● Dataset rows

□ □ □ □ □ □ □

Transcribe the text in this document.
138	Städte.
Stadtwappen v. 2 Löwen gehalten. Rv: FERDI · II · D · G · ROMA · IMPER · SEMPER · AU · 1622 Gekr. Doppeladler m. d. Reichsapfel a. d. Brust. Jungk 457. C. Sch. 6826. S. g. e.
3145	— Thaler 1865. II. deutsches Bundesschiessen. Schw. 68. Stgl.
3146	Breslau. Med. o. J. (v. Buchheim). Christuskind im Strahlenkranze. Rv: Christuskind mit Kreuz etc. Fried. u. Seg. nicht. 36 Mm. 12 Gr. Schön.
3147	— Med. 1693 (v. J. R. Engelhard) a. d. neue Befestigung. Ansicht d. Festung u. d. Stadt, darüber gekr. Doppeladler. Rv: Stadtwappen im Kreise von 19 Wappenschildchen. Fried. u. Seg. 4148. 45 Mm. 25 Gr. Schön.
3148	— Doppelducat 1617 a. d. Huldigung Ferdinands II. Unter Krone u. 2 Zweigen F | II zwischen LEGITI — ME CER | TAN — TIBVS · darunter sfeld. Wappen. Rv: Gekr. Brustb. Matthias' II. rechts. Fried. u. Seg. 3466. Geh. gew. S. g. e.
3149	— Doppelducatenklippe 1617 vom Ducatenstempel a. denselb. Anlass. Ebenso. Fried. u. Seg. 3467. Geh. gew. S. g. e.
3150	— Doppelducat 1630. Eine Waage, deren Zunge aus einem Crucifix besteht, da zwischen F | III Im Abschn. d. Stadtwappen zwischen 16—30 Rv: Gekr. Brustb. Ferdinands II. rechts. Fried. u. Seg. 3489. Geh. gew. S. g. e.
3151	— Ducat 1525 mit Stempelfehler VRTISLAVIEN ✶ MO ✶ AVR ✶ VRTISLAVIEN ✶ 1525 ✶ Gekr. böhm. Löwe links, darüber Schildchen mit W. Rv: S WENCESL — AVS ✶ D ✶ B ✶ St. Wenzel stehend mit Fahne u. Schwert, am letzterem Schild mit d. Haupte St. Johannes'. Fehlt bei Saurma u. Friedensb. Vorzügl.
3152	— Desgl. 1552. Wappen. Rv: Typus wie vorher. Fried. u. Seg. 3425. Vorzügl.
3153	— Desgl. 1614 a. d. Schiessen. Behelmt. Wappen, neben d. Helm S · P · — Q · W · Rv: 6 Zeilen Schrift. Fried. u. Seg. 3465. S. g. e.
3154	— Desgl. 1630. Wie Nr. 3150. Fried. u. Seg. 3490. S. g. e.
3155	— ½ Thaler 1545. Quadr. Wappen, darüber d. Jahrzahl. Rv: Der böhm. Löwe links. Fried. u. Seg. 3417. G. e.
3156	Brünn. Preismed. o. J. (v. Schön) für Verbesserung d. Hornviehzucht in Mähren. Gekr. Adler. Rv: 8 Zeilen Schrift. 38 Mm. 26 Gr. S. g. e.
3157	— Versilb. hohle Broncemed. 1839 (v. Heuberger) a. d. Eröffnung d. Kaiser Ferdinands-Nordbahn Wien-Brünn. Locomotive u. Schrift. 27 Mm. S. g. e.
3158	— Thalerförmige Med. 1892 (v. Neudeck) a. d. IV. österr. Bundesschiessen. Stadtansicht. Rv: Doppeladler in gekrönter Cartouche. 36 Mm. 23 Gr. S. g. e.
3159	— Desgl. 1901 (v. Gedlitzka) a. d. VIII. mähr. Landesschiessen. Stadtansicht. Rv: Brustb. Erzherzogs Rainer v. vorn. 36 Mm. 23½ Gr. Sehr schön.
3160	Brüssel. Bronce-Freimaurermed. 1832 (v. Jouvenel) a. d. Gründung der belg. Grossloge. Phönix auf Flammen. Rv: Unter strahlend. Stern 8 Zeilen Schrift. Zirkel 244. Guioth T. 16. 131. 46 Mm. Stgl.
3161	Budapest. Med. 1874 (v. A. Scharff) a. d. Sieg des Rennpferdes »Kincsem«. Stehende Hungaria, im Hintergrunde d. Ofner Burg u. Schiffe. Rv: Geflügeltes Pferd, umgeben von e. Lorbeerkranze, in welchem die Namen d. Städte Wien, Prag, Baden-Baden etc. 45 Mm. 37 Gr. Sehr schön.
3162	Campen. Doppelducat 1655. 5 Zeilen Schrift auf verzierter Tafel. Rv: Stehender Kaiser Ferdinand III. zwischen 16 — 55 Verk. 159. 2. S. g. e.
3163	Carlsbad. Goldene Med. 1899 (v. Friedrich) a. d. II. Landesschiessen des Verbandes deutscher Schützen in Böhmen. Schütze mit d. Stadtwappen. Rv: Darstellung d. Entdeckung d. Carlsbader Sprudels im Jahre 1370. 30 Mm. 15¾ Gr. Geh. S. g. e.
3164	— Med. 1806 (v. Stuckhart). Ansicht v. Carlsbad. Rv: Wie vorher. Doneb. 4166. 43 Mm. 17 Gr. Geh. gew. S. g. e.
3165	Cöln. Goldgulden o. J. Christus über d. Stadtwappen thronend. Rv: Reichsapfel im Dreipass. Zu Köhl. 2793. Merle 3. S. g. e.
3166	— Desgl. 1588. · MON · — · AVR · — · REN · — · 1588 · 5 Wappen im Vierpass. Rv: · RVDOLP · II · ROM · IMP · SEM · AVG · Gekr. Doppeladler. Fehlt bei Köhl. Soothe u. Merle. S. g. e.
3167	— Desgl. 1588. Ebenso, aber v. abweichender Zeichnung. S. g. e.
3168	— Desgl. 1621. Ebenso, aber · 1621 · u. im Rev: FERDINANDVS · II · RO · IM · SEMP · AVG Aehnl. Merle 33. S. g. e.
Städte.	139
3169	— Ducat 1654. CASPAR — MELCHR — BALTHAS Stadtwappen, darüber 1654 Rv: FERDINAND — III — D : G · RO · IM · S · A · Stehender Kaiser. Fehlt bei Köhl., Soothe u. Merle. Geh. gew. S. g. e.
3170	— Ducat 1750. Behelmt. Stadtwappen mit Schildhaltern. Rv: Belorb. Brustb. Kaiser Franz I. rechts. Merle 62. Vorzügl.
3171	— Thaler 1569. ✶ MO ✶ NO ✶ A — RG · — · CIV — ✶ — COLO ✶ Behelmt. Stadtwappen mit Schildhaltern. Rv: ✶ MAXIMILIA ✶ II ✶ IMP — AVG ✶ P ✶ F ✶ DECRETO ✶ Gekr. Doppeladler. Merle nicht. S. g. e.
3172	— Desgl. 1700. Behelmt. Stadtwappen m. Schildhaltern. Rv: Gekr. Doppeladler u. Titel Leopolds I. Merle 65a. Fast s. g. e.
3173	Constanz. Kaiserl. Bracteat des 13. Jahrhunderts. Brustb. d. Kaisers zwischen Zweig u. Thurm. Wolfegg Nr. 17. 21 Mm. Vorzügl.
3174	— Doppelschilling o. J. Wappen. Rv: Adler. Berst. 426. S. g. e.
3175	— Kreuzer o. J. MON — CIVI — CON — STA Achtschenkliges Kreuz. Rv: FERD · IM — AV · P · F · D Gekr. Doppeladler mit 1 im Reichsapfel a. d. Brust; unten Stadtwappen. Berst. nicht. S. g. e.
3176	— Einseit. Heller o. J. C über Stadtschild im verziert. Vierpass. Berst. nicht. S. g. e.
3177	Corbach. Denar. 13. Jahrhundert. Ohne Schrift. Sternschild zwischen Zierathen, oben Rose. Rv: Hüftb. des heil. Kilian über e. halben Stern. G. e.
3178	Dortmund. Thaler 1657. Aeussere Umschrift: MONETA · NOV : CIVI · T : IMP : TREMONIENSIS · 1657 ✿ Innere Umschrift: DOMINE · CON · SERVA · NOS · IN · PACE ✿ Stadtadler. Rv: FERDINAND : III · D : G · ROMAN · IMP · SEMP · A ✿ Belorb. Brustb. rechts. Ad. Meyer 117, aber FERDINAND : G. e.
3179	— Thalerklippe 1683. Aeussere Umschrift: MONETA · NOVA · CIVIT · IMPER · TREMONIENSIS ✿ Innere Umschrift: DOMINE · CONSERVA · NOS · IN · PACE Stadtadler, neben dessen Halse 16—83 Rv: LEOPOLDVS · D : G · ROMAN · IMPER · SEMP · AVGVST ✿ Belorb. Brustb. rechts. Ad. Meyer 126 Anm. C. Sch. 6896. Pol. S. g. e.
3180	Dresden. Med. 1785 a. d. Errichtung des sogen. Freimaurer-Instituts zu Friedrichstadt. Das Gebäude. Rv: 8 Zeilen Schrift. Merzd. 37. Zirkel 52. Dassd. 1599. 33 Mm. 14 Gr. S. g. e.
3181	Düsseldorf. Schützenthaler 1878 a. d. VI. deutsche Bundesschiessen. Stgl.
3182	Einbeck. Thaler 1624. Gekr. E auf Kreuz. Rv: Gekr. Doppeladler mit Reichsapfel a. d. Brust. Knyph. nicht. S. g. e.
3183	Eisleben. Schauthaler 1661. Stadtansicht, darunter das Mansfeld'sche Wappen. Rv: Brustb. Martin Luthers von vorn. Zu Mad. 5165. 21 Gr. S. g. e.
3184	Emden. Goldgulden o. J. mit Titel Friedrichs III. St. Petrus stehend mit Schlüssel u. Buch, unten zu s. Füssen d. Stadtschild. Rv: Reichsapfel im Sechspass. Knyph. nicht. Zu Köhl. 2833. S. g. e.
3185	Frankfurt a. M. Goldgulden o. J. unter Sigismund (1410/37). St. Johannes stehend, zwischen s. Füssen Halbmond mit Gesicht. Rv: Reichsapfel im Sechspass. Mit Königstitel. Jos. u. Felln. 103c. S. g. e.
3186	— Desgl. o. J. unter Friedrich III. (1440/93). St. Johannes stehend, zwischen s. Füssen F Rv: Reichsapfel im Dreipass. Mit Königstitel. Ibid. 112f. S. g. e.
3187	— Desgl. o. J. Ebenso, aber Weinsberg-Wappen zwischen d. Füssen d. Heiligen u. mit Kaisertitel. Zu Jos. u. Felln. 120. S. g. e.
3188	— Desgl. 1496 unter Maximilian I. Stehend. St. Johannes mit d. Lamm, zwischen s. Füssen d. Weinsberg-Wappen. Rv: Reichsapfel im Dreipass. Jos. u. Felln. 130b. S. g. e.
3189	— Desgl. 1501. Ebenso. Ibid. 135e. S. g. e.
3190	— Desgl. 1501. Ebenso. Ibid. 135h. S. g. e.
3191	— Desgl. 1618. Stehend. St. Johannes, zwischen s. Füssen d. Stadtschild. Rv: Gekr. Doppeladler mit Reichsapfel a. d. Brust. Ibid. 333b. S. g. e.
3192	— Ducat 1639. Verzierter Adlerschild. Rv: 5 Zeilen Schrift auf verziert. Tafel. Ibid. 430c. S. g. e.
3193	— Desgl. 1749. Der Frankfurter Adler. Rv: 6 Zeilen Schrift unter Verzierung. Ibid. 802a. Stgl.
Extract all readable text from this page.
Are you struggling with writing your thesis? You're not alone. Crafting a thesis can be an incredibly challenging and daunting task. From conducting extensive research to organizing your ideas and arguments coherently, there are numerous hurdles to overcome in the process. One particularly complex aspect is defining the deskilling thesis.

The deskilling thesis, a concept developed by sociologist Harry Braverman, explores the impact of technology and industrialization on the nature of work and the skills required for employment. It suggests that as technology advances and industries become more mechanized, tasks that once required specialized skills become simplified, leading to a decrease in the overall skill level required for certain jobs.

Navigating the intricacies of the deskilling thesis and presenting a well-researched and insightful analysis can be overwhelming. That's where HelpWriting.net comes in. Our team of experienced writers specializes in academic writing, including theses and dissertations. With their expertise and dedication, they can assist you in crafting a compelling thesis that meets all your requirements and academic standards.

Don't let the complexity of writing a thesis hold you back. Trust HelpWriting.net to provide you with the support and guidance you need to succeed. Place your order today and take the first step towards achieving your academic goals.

□ □ □ □ □ □ □

● Instruction
Count how many lines of the data include the word "Tafel". Your reply should be that number alone.

● Response for this exercise
2